* _Excerpted data_
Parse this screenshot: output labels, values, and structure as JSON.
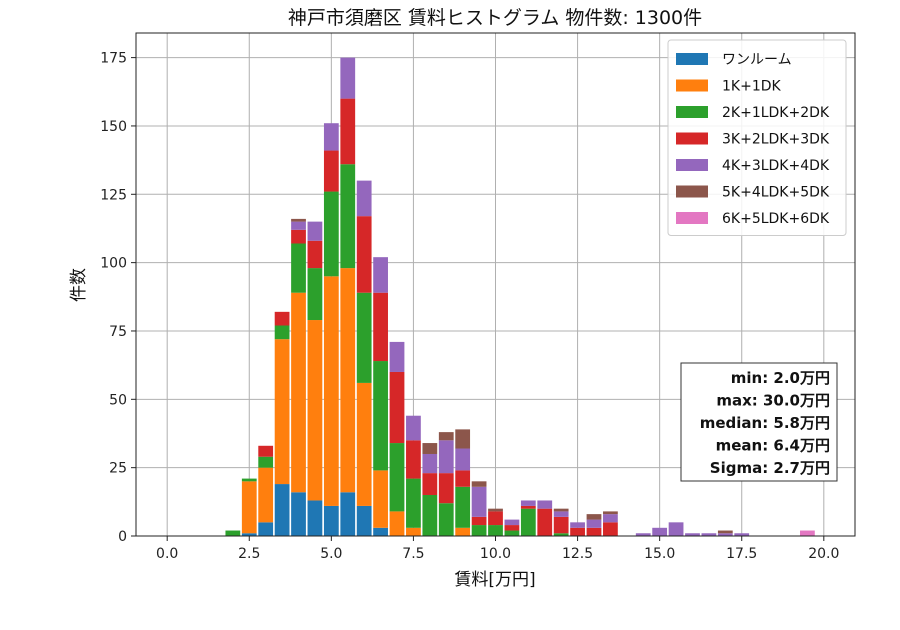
{
  "chart_data": {
    "type": "bar",
    "stacked": true,
    "title": "神戸市須磨区 賃料ヒストグラム  物件数: 1300件",
    "xlabel": "賃料[万円]",
    "ylabel": "件数",
    "xlim": [
      -0.95,
      20.95
    ],
    "ylim": [
      0,
      184
    ],
    "xticks": [
      "0.0",
      "2.5",
      "5.0",
      "7.5",
      "10.0",
      "12.5",
      "15.0",
      "17.5",
      "20.0"
    ],
    "yticks": [
      "0",
      "25",
      "50",
      "75",
      "100",
      "125",
      "150",
      "175"
    ],
    "grid": true,
    "legend_position": "top-right",
    "bin_width": 0.5,
    "x": [
      2.0,
      2.5,
      3.0,
      3.5,
      4.0,
      4.5,
      5.0,
      5.5,
      6.0,
      6.5,
      7.0,
      7.5,
      8.0,
      8.5,
      9.0,
      9.5,
      10.0,
      10.5,
      11.0,
      11.5,
      12.0,
      12.5,
      13.0,
      13.5,
      14.5,
      15.0,
      15.5,
      16.0,
      16.5,
      17.0,
      17.5,
      19.5
    ],
    "series": [
      {
        "name": "ワンルーム",
        "color": "#1f77b4",
        "values": [
          0,
          1,
          5,
          19,
          16,
          13,
          11,
          16,
          11,
          3,
          0,
          0,
          0,
          0,
          0,
          0,
          0,
          0,
          0,
          0,
          0,
          0,
          0,
          0,
          0,
          0,
          0,
          0,
          0,
          0,
          0,
          0
        ]
      },
      {
        "name": "1K+1DK",
        "color": "#ff7f0e",
        "values": [
          0,
          19,
          20,
          53,
          73,
          66,
          84,
          82,
          45,
          21,
          9,
          3,
          0,
          0,
          3,
          0,
          0,
          0,
          0,
          0,
          0,
          0,
          0,
          0,
          0,
          0,
          0,
          0,
          0,
          0,
          0,
          0
        ]
      },
      {
        "name": "2K+1LDK+2DK",
        "color": "#2ca02c",
        "values": [
          2,
          1,
          4,
          5,
          18,
          19,
          31,
          38,
          33,
          40,
          25,
          18,
          15,
          12,
          15,
          4,
          4,
          2,
          10,
          0,
          1,
          0,
          0,
          0,
          0,
          0,
          0,
          0,
          0,
          0,
          0,
          0
        ]
      },
      {
        "name": "3K+2LDK+3DK",
        "color": "#d62728",
        "values": [
          0,
          0,
          4,
          5,
          5,
          10,
          15,
          24,
          28,
          25,
          26,
          14,
          8,
          11,
          6,
          3,
          5,
          2,
          1,
          10,
          6,
          3,
          3,
          5,
          0,
          0,
          0,
          0,
          0,
          0,
          0,
          0
        ]
      },
      {
        "name": "4K+3LDK+4DK",
        "color": "#9467bd",
        "values": [
          0,
          0,
          0,
          0,
          3,
          7,
          10,
          15,
          13,
          13,
          11,
          9,
          7,
          12,
          8,
          11,
          0,
          2,
          2,
          3,
          2,
          2,
          3,
          3,
          1,
          3,
          5,
          1,
          1,
          1,
          1,
          0
        ]
      },
      {
        "name": "5K+4LDK+5DK",
        "color": "#8c564b",
        "values": [
          0,
          0,
          0,
          0,
          1,
          0,
          0,
          0,
          0,
          0,
          0,
          0,
          4,
          3,
          7,
          2,
          1,
          0,
          0,
          0,
          1,
          0,
          2,
          1,
          0,
          0,
          0,
          0,
          0,
          1,
          0,
          0
        ]
      },
      {
        "name": "6K+5LDK+6DK",
        "color": "#e377c2",
        "values": [
          0,
          0,
          0,
          0,
          0,
          0,
          0,
          0,
          0,
          0,
          0,
          0,
          0,
          0,
          0,
          0,
          0,
          0,
          0,
          0,
          0,
          0,
          0,
          0,
          0,
          0,
          0,
          0,
          0,
          0,
          0,
          2
        ]
      }
    ],
    "stats": [
      "min: 2.0万円",
      "max: 30.0万円",
      "median: 5.8万円",
      "mean: 6.4万円",
      "Sigma: 2.7万円"
    ]
  }
}
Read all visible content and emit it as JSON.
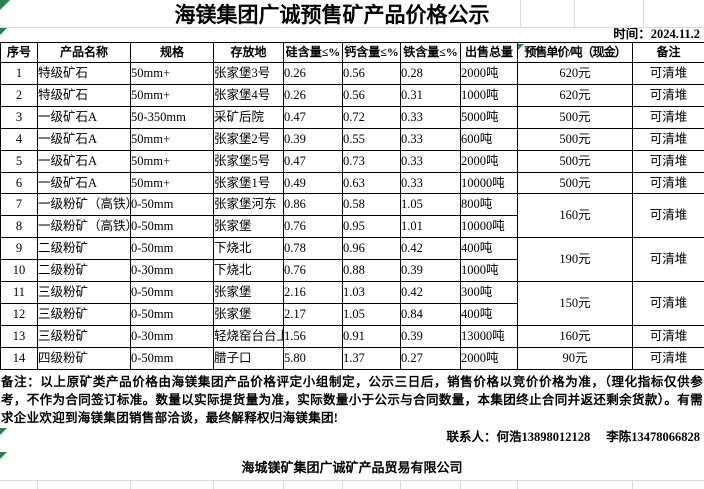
{
  "page": {
    "title": "海镁集团广诚预售矿产品价格公示",
    "time_label": "时间：2024.11.2",
    "background_color": "#ffffff",
    "border_color": "#000000",
    "gridline_color": "#d9d9d9",
    "error_marker_color": "#2e7d4f"
  },
  "table": {
    "headers": [
      "序号",
      "产品名称",
      "规格",
      "存放地",
      "硅含量≤%",
      "钙含量≤%",
      "铁含量≤%",
      "出售总量",
      "预售单价/吨（现金）",
      "备注"
    ],
    "rows": [
      {
        "no": "1",
        "name": "特级矿石",
        "spec": "50mm+",
        "loc": "张家堡3号",
        "si": "0.26",
        "ca": "0.56",
        "fe": "0.28",
        "total": "2000吨",
        "price": "620元",
        "price_span": 1,
        "remark": "可清堆",
        "remark_span": 1
      },
      {
        "no": "2",
        "name": "特级矿石",
        "spec": "50mm+",
        "loc": "张家堡4号",
        "si": "0.26",
        "ca": "0.56",
        "fe": "0.31",
        "total": "1000吨",
        "price": "620元",
        "price_span": 1,
        "remark": "可清堆",
        "remark_span": 1
      },
      {
        "no": "3",
        "name": "一级矿石A",
        "spec": "50-350mm",
        "loc": "采矿后院",
        "si": "0.47",
        "ca": "0.72",
        "fe": "0.33",
        "total": "5000吨",
        "price": "500元",
        "price_span": 1,
        "remark": "可清堆",
        "remark_span": 1
      },
      {
        "no": "4",
        "name": "一级矿石A",
        "spec": "50mm+",
        "loc": "张家堡2号",
        "si": "0.39",
        "ca": "0.55",
        "fe": "0.33",
        "total": "600吨",
        "price": "500元",
        "price_span": 1,
        "remark": "可清堆",
        "remark_span": 1
      },
      {
        "no": "5",
        "name": "一级矿石A",
        "spec": "50mm+",
        "loc": "张家堡5号",
        "si": "0.47",
        "ca": "0.73",
        "fe": "0.33",
        "total": "2000吨",
        "price": "500元",
        "price_span": 1,
        "remark": "可清堆",
        "remark_span": 1
      },
      {
        "no": "6",
        "name": "一级矿石A",
        "spec": "50mm+",
        "loc": "张家堡1号",
        "si": "0.49",
        "ca": "0.63",
        "fe": "0.33",
        "total": "10000吨",
        "price": "500元",
        "price_span": 1,
        "remark": "可清堆",
        "remark_span": 1
      },
      {
        "no": "7",
        "name": "一级粉矿（高铁）",
        "spec": "0-50mm",
        "loc": "张家堡河东",
        "si": "0.86",
        "ca": "0.58",
        "fe": "1.05",
        "total": "800吨",
        "price": "160元",
        "price_span": 2,
        "remark": "可清堆",
        "remark_span": 2
      },
      {
        "no": "8",
        "name": "一级粉矿（高铁）",
        "spec": "0-50mm",
        "loc": "张家堡",
        "si": "0.76",
        "ca": "0.95",
        "fe": "1.01",
        "total": "10000吨",
        "price": null,
        "remark": null
      },
      {
        "no": "9",
        "name": "二级粉矿",
        "spec": "0-50mm",
        "loc": "下烧北",
        "si": "0.78",
        "ca": "0.96",
        "fe": "0.42",
        "total": "400吨",
        "price": "190元",
        "price_span": 2,
        "remark": "可清堆",
        "remark_span": 2
      },
      {
        "no": "10",
        "name": "二级粉矿",
        "spec": "0-30mm",
        "loc": "下烧北",
        "si": "0.76",
        "ca": "0.88",
        "fe": "0.39",
        "total": "1000吨",
        "price": null,
        "remark": null
      },
      {
        "no": "11",
        "name": "三级粉矿",
        "spec": "0-50mm",
        "loc": "张家堡",
        "si": "2.16",
        "ca": "1.03",
        "fe": "0.42",
        "total": "300吨",
        "price": "150元",
        "price_span": 2,
        "remark": "可清堆",
        "remark_span": 2
      },
      {
        "no": "12",
        "name": "三级粉矿",
        "spec": "0-50mm",
        "loc": "张家堡",
        "si": "2.17",
        "ca": "1.05",
        "fe": "0.84",
        "total": "400吨",
        "price": null,
        "remark": null
      },
      {
        "no": "13",
        "name": "三级粉矿",
        "spec": "0-30mm",
        "loc": "轻烧窑台台上",
        "si": "1.56",
        "ca": "0.91",
        "fe": "0.39",
        "total": "13000吨",
        "price": "160元",
        "price_span": 1,
        "remark": "可清堆",
        "remark_span": 1
      },
      {
        "no": "14",
        "name": "四级粉矿",
        "spec": "0-50mm",
        "loc": "腊子口",
        "si": "5.80",
        "ca": "1.37",
        "fe": "0.27",
        "total": "2000吨",
        "price": "90元",
        "price_span": 1,
        "remark": "可清堆",
        "remark_span": 1
      }
    ]
  },
  "notes": "备注：以上原矿类产品价格由海镁集团产品价格评定小组制定，公示三日后，销售价格以竞价价格为准，（理化指标仅供参考，不作为合同签订标准。数量以实际提货量为准，实际数量小于公示与合同数量，本集团终止合同并返还剩余货款）。有需求企业欢迎到海镁集团销售部洽谈，最终解释权归海镁集团!",
  "footer": {
    "contact_label": "联系人：",
    "contact1": "何浩13898012128",
    "contact2": "李陈13478066828",
    "company": "海城镁矿集团广诚矿产品贸易有限公司"
  }
}
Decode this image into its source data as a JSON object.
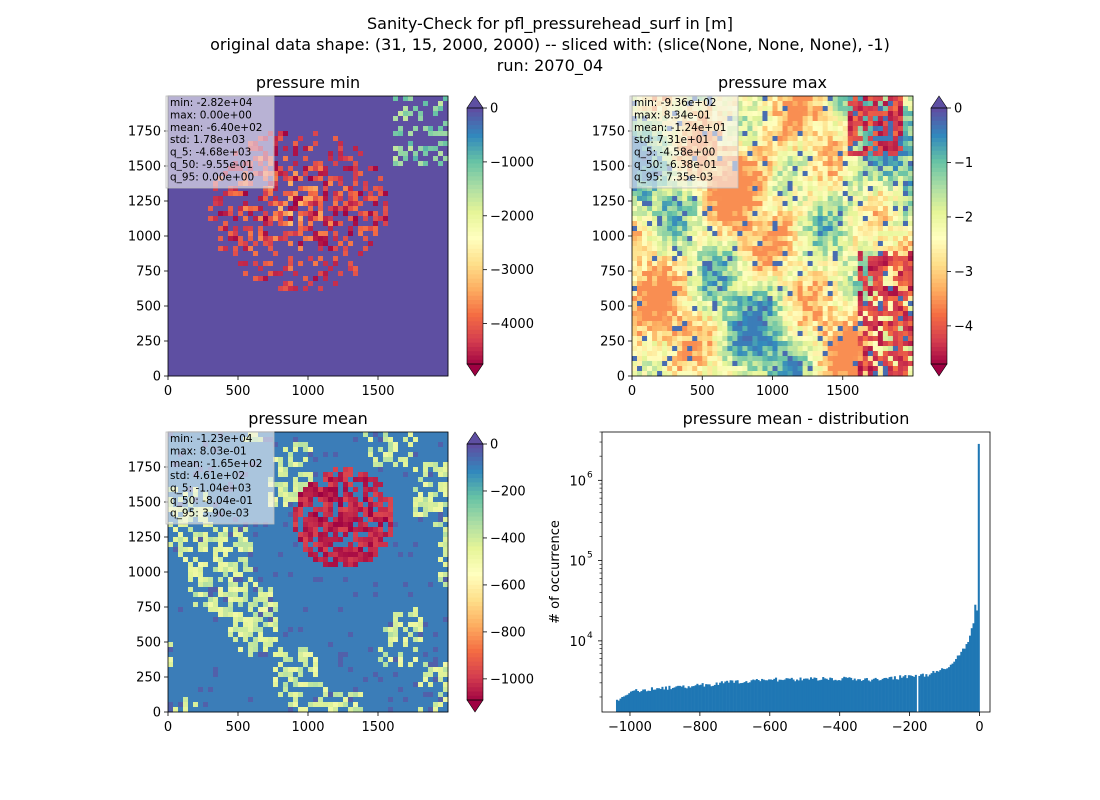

* _Goal of the exercise_
In the entries above, identify every line with the string "title".

* _Worked solution_
    "title": "神戸市須磨区 賃料ヒストグラム  物件数: 1300件",
    "title": "海镁集团广诚预售矿产品价格公示",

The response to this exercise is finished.